**Problem requirements:**
In the records below, count every line containing "bagged". Reply with the number only.

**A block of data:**
· · · · ·

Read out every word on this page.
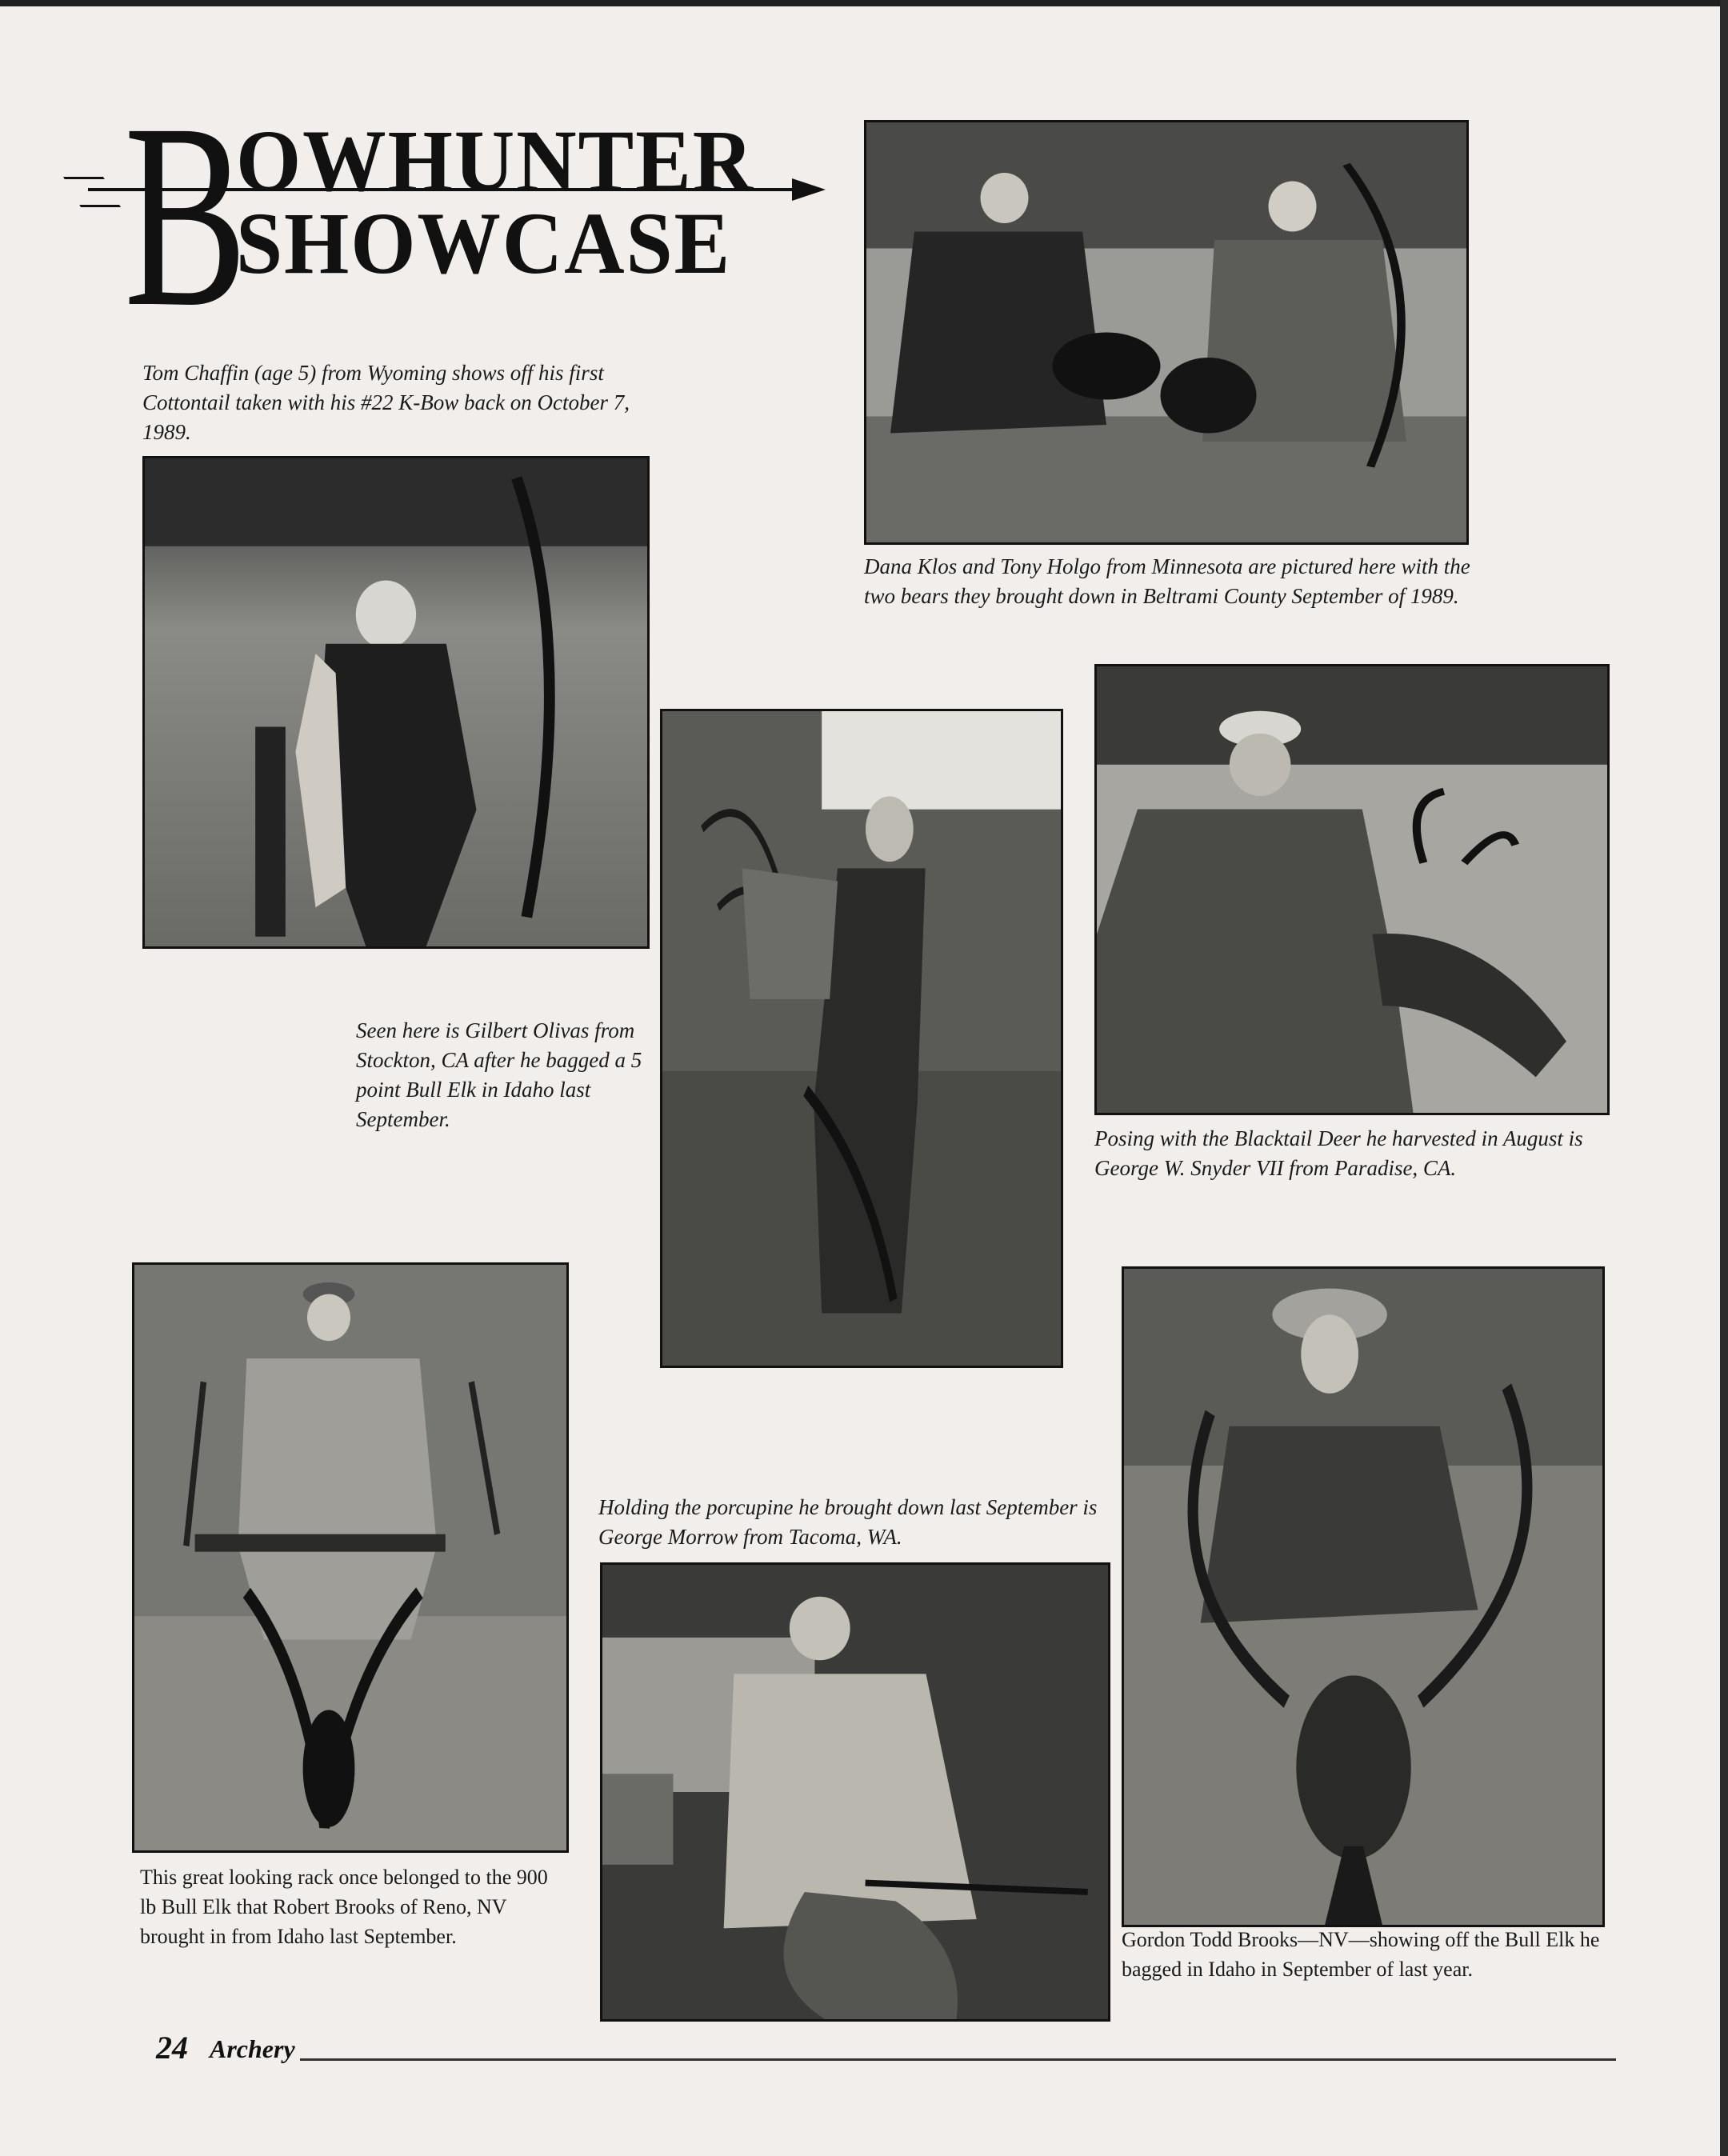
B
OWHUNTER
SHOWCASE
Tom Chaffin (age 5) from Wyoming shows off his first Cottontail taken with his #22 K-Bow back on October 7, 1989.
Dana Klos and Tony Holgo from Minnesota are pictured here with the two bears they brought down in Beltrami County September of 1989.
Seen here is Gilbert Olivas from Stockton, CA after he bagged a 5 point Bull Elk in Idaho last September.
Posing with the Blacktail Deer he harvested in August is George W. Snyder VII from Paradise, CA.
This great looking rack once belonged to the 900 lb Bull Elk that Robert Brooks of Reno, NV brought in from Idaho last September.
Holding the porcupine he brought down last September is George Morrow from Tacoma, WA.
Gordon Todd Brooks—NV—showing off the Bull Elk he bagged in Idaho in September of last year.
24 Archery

· · · · ·

**Exercise response:**
2